Description of the task | Tally the lines in these records that hold the string "résultat", and reply with the number alone.

Supplied records |

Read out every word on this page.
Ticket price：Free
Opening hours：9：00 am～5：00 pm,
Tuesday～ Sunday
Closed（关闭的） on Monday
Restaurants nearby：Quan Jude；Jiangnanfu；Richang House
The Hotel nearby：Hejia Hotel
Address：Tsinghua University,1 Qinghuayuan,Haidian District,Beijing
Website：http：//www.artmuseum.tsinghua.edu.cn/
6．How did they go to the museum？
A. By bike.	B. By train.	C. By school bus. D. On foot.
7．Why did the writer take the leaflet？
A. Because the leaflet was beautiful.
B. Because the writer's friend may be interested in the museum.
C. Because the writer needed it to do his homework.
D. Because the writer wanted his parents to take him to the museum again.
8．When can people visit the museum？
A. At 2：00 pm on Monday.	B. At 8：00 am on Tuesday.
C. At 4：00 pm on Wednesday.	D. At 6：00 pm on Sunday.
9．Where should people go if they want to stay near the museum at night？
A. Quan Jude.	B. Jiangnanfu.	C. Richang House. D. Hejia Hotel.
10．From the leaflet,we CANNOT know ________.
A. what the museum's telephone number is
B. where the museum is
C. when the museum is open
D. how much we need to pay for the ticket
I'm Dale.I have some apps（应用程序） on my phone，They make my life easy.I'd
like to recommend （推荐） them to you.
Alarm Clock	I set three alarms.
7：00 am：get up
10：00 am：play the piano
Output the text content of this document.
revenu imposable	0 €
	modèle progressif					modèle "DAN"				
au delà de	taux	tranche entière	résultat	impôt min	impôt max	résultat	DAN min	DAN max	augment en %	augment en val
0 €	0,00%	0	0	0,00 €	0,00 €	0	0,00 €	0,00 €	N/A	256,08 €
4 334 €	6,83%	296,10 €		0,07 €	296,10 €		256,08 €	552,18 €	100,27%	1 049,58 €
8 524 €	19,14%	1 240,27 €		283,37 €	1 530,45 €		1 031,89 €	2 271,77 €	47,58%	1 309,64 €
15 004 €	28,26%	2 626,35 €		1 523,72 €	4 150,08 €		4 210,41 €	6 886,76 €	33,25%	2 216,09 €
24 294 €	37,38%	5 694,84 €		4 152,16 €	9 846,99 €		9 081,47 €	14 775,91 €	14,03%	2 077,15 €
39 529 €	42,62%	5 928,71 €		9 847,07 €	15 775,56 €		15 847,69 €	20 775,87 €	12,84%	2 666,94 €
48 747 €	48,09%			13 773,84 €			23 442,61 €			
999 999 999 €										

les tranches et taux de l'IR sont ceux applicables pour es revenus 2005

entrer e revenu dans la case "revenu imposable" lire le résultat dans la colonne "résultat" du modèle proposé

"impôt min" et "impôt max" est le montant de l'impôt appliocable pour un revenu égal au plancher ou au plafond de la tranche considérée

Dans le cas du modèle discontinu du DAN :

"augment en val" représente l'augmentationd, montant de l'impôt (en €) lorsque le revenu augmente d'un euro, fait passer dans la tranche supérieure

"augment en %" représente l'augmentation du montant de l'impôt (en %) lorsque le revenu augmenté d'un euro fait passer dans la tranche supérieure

Task answer | 2